■ What to do: Can you transcribe every record below exactly as it appears?

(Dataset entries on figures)
>>>>

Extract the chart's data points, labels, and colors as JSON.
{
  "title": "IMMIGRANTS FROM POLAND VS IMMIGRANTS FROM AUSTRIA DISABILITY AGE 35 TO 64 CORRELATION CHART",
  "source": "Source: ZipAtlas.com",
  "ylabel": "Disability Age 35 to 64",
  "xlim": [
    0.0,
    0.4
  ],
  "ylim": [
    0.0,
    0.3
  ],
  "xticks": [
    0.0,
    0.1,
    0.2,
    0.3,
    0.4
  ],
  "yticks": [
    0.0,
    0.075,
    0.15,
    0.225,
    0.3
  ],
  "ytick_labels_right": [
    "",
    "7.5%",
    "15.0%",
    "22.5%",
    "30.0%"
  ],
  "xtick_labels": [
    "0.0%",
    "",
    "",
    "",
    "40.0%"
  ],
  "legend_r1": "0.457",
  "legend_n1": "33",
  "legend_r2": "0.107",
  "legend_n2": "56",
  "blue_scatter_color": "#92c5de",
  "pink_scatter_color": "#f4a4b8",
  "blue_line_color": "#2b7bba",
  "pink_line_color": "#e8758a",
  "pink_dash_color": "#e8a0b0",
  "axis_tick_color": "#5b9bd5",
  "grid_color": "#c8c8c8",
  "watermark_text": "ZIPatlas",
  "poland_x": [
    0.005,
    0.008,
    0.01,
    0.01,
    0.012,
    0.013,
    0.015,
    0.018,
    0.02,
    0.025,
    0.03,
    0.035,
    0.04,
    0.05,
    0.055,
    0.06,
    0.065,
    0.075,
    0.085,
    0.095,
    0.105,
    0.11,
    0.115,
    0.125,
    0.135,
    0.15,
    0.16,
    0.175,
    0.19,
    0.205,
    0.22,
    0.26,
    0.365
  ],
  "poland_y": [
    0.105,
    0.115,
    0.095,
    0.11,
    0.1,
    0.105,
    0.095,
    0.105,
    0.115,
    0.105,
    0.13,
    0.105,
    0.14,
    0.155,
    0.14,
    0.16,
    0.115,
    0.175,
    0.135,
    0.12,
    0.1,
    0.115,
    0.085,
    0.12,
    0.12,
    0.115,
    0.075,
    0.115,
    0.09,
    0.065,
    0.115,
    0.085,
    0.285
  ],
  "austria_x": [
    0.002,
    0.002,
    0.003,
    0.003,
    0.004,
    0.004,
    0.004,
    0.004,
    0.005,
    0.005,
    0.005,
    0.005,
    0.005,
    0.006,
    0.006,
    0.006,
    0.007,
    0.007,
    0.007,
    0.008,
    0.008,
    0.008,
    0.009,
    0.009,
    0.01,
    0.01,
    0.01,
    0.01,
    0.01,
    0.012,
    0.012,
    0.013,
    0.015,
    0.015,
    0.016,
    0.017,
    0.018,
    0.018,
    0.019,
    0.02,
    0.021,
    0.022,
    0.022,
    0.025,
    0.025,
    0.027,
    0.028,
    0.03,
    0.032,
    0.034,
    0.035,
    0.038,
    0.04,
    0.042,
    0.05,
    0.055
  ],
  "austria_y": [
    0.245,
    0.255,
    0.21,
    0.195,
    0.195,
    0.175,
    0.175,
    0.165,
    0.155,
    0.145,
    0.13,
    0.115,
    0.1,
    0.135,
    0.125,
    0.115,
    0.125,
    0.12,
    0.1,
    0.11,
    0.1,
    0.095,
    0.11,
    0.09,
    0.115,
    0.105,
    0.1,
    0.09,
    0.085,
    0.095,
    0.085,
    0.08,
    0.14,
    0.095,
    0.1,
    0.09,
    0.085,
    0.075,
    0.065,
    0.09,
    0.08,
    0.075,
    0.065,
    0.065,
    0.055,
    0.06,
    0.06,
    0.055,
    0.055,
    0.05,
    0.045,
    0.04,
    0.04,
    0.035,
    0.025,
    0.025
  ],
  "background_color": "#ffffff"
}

<<<<

■ Output for this exercise:
Extract the chart's data points, labels, and colors as JSON.
{
  "title": "IMMIGRANTS FROM POLAND VS IMMIGRANTS FROM AUSTRIA DISABILITY AGE 35 TO 64 CORRELATION CHART",
  "source": "Source: ZipAtlas.com",
  "ylabel": "Disability Age 35 to 64",
  "xlim": [
    0.0,
    0.4
  ],
  "ylim": [
    0.0,
    0.3
  ],
  "xticks": [
    0.0,
    0.1,
    0.2,
    0.3,
    0.4
  ],
  "yticks": [
    0.0,
    0.075,
    0.15,
    0.225,
    0.3
  ],
  "ytick_labels_right": [
    "",
    "7.5%",
    "15.0%",
    "22.5%",
    "30.0%"
  ],
  "xtick_labels": [
    "0.0%",
    "",
    "",
    "",
    "40.0%"
  ],
  "legend_r1": "0.457",
  "legend_n1": "33",
  "legend_r2": "0.107",
  "legend_n2": "56",
  "blue_scatter_color": "#92c5de",
  "pink_scatter_color": "#f4a4b8",
  "blue_line_color": "#2b7bba",
  "pink_line_color": "#e8758a",
  "pink_dash_color": "#e8a0b0",
  "axis_tick_color": "#5b9bd5",
  "grid_color": "#c8c8c8",
  "watermark_text": "ZIPatlas",
  "poland_x": [
    0.005,
    0.008,
    0.01,
    0.01,
    0.012,
    0.013,
    0.015,
    0.018,
    0.02,
    0.025,
    0.03,
    0.035,
    0.04,
    0.05,
    0.055,
    0.06,
    0.065,
    0.075,
    0.085,
    0.095,
    0.105,
    0.11,
    0.115,
    0.125,
    0.135,
    0.15,
    0.16,
    0.175,
    0.19,
    0.205,
    0.22,
    0.26,
    0.365
  ],
  "poland_y": [
    0.105,
    0.115,
    0.095,
    0.11,
    0.1,
    0.105,
    0.095,
    0.105,
    0.115,
    0.105,
    0.13,
    0.105,
    0.14,
    0.155,
    0.14,
    0.16,
    0.115,
    0.175,
    0.135,
    0.12,
    0.1,
    0.115,
    0.085,
    0.12,
    0.12,
    0.115,
    0.075,
    0.115,
    0.09,
    0.065,
    0.115,
    0.085,
    0.285
  ],
  "austria_x": [
    0.002,
    0.002,
    0.003,
    0.003,
    0.004,
    0.004,
    0.004,
    0.004,
    0.005,
    0.005,
    0.005,
    0.005,
    0.005,
    0.006,
    0.006,
    0.006,
    0.007,
    0.007,
    0.007,
    0.008,
    0.008,
    0.008,
    0.009,
    0.009,
    0.01,
    0.01,
    0.01,
    0.01,
    0.01,
    0.012,
    0.012,
    0.013,
    0.015,
    0.015,
    0.016,
    0.017,
    0.018,
    0.018,
    0.019,
    0.02,
    0.021,
    0.022,
    0.022,
    0.025,
    0.025,
    0.027,
    0.028,
    0.03,
    0.032,
    0.034,
    0.035,
    0.038,
    0.04,
    0.042,
    0.05,
    0.055
  ],
  "austria_y": [
    0.245,
    0.255,
    0.21,
    0.195,
    0.195,
    0.175,
    0.175,
    0.165,
    0.155,
    0.145,
    0.13,
    0.115,
    0.1,
    0.135,
    0.125,
    0.115,
    0.125,
    0.12,
    0.1,
    0.11,
    0.1,
    0.095,
    0.11,
    0.09,
    0.115,
    0.105,
    0.1,
    0.09,
    0.085,
    0.095,
    0.085,
    0.08,
    0.14,
    0.095,
    0.1,
    0.09,
    0.085,
    0.075,
    0.065,
    0.09,
    0.08,
    0.075,
    0.065,
    0.065,
    0.055,
    0.06,
    0.06,
    0.055,
    0.055,
    0.05,
    0.045,
    0.04,
    0.04,
    0.035,
    0.025,
    0.025
  ],
  "background_color": "#ffffff"
}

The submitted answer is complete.